STATED EXERCISE >> Output the data exactly, with every line intact.

PROVIDED DATA >>
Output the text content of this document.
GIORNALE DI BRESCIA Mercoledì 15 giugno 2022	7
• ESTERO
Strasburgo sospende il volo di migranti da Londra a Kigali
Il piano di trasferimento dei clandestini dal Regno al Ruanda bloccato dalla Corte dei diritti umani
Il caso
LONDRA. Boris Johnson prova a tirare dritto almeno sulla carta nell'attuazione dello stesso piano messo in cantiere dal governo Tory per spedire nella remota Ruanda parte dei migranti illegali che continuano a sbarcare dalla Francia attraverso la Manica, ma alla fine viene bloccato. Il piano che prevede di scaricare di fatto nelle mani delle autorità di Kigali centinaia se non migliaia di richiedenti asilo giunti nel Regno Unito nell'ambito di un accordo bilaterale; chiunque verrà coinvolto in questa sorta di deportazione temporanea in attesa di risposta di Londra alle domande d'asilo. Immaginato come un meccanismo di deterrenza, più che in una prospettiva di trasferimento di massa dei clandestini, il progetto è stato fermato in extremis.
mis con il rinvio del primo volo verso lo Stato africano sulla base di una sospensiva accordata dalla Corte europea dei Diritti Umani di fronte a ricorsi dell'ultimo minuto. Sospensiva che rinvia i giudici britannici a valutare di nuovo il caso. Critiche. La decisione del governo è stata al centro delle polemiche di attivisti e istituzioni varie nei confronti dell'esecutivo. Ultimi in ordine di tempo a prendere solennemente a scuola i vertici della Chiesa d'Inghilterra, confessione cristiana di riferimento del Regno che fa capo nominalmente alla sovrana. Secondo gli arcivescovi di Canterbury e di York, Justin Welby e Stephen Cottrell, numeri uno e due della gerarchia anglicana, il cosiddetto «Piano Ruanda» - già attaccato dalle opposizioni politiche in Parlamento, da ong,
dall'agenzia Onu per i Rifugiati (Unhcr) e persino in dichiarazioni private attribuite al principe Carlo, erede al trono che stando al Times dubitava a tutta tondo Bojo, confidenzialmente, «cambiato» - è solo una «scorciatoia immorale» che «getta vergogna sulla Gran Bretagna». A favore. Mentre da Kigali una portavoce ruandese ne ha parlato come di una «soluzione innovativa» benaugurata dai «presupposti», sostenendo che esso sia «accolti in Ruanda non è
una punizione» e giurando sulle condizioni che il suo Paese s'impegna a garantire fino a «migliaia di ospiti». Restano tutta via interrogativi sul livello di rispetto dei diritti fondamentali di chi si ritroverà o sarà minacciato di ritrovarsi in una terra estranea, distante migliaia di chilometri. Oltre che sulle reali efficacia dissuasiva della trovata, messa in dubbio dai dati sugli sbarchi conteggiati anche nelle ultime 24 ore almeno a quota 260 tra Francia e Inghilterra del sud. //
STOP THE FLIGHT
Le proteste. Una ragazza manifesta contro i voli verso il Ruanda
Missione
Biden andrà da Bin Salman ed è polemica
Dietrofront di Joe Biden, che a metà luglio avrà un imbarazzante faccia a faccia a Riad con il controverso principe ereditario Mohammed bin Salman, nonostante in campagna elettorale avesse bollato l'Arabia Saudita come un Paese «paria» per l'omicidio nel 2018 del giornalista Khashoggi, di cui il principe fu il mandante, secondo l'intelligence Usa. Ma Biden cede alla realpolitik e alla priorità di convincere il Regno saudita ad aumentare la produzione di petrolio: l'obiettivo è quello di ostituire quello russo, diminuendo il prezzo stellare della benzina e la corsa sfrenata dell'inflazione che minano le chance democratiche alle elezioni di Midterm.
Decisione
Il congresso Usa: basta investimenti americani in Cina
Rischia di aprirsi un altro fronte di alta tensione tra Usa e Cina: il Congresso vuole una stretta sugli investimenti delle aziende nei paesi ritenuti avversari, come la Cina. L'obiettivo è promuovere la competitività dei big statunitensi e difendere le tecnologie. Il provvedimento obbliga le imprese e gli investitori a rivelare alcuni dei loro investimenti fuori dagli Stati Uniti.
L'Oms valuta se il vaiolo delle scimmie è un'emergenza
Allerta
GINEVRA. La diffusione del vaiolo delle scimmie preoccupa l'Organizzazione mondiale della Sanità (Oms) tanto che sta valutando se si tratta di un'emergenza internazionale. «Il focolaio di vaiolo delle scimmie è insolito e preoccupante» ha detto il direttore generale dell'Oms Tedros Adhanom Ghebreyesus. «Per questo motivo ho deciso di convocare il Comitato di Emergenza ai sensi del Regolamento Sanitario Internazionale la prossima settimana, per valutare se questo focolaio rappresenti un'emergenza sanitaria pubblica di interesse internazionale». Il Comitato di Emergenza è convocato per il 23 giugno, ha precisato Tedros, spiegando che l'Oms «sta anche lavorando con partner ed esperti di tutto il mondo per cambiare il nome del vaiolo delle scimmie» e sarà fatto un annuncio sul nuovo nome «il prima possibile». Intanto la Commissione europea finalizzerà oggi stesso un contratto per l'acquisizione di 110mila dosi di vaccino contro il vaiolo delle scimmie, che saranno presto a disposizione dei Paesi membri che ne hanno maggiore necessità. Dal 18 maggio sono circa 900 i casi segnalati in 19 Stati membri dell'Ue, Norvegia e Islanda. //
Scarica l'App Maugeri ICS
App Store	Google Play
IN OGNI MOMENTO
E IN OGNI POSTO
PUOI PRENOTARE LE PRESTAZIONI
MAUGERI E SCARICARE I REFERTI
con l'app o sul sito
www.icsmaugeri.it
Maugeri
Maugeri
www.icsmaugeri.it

OUTPUT OF THE TASK >>
Output the text content of this document.
GIORNALE DI BRESCIA Mercoledì 15 giugno 2022	7
• ESTERO
Strasburgo sospende il volo di migranti da Londra a Kigali
Il piano di trasferimento dei clandestini dal Regno al Ruanda bloccato dalla Corte dei diritti umani
Il caso
LONDRA. Boris Johnson prova a tirare dritto almeno sulla carta nell'attuazione dello stesso piano messo in cantiere dal governo Tory per spedire nella remota Ruanda parte dei migranti illegali che continuano a sbarcare dalla Francia attraverso la Manica, ma alla fine viene bloccato. Il piano che prevede di scaricare di fatto nelle mani delle autorità di Kigali centinaia se non migliaia di richiedenti asilo giunti nel Regno Unito nell'ambito di un accordo bilaterale; chiunque verrà coinvolto in questa sorta di deportazione temporanea in attesa di risposta di Londra alle domande d'asilo. Immaginato come un meccanismo di deterrenza, più che in una prospettiva di trasferimento di massa dei clandestini, il progetto è stato fermato in extremis.
mis con il rinvio del primo volo verso lo Stato africano sulla base di una sospensiva accordata dalla Corte europea dei Diritti Umani di fronte a ricorsi dell'ultimo minuto. Sospensiva che rinvia i giudici britannici a valutare di nuovo il caso. Critiche. La decisione del governo è stata al centro delle polemiche di attivisti e istituzioni varie nei confronti dell'esecutivo. Ultimi in ordine di tempo a prendere solennemente a scuola i vertici della Chiesa d'Inghilterra, confessione cristiana di riferimento del Regno che fa capo nominalmente alla sovrana. Secondo gli arcivescovi di Canterbury e di York, Justin Welby e Stephen Cottrell, numeri uno e due della gerarchia anglicana, il cosiddetto «Piano Ruanda» - già attaccato dalle opposizioni politiche in Parlamento, da ong,
dall'agenzia Onu per i Rifugiati (Unhcr) e persino in dichiarazioni private attribuite al principe Carlo, erede al trono che stando al Times dubitava a tutta tondo Bojo, confidenzialmente, «cambiato» - è solo una «scorciatoia immorale» che «getta vergogna sulla Gran Bretagna». A favore. Mentre da Kigali una portavoce ruandese ne ha parlato come di una «soluzione innovativa» benaugurata dai «presupposti», sostenendo che esso sia «accolti in Ruanda non è
una punizione» e giurando sulle condizioni che il suo Paese s'impegna a garantire fino a «migliaia di ospiti». Restano tutta via interrogativi sul livello di rispetto dei diritti fondamentali di chi si ritroverà o sarà minacciato di ritrovarsi in una terra estranea, distante migliaia di chilometri. Oltre che sulle reali efficacia dissuasiva della trovata, messa in dubbio dai dati sugli sbarchi conteggiati anche nelle ultime 24 ore almeno a quota 260 tra Francia e Inghilterra del sud. //
STOP THE FLIGHT
Le proteste. Una ragazza manifesta contro i voli verso il Ruanda
Missione
Biden andrà da Bin Salman ed è polemica
Dietrofront di Joe Biden, che a metà luglio avrà un imbarazzante faccia a faccia a Riad con il controverso principe ereditario Mohammed bin Salman, nonostante in campagna elettorale avesse bollato l'Arabia Saudita come un Paese «paria» per l'omicidio nel 2018 del giornalista Khashoggi, di cui il principe fu il mandante, secondo l'intelligence Usa. Ma Biden cede alla realpolitik e alla priorità di convincere il Regno saudita ad aumentare la produzione di petrolio: l'obiettivo è quello di ostituire quello russo, diminuendo il prezzo stellare della benzina e la corsa sfrenata dell'inflazione che minano le chance democratiche alle elezioni di Midterm.
Decisione
Il congresso Usa: basta investimenti americani in Cina
Rischia di aprirsi un altro fronte di alta tensione tra Usa e Cina: il Congresso vuole una stretta sugli investimenti delle aziende nei paesi ritenuti avversari, come la Cina. L'obiettivo è promuovere la competitività dei big statunitensi e difendere le tecnologie. Il provvedimento obbliga le imprese e gli investitori a rivelare alcuni dei loro investimenti fuori dagli Stati Uniti.
L'Oms valuta se il vaiolo delle scimmie è un'emergenza
Allerta
GINEVRA. La diffusione del vaiolo delle scimmie preoccupa l'Organizzazione mondiale della Sanità (Oms) tanto che sta valutando se si tratta di un'emergenza internazionale. «Il focolaio di vaiolo delle scimmie è insolito e preoccupante» ha detto il direttore generale dell'Oms Tedros Adhanom Ghebreyesus. «Per questo motivo ho deciso di convocare il Comitato di Emergenza ai sensi del Regolamento Sanitario Internazionale la prossima settimana, per valutare se questo focolaio rappresenti un'emergenza sanitaria pubblica di interesse internazionale». Il Comitato di Emergenza è convocato per il 23 giugno, ha precisato Tedros, spiegando che l'Oms «sta anche lavorando con partner ed esperti di tutto il mondo per cambiare il nome del vaiolo delle scimmie» e sarà fatto un annuncio sul nuovo nome «il prima possibile». Intanto la Commissione europea finalizzerà oggi stesso un contratto per l'acquisizione di 110mila dosi di vaccino contro il vaiolo delle scimmie, che saranno presto a disposizione dei Paesi membri che ne hanno maggiore necessità. Dal 18 maggio sono circa 900 i casi segnalati in 19 Stati membri dell'Ue, Norvegia e Islanda. //
Scarica l'App Maugeri ICS
App Store	Google Play
IN OGNI MOMENTO
E IN OGNI POSTO
PUOI PRENOTARE LE PRESTAZIONI
MAUGERI E SCARICARE I REFERTI
con l'app o sul sito
www.icsmaugeri.it
Maugeri
Maugeri
www.icsmaugeri.it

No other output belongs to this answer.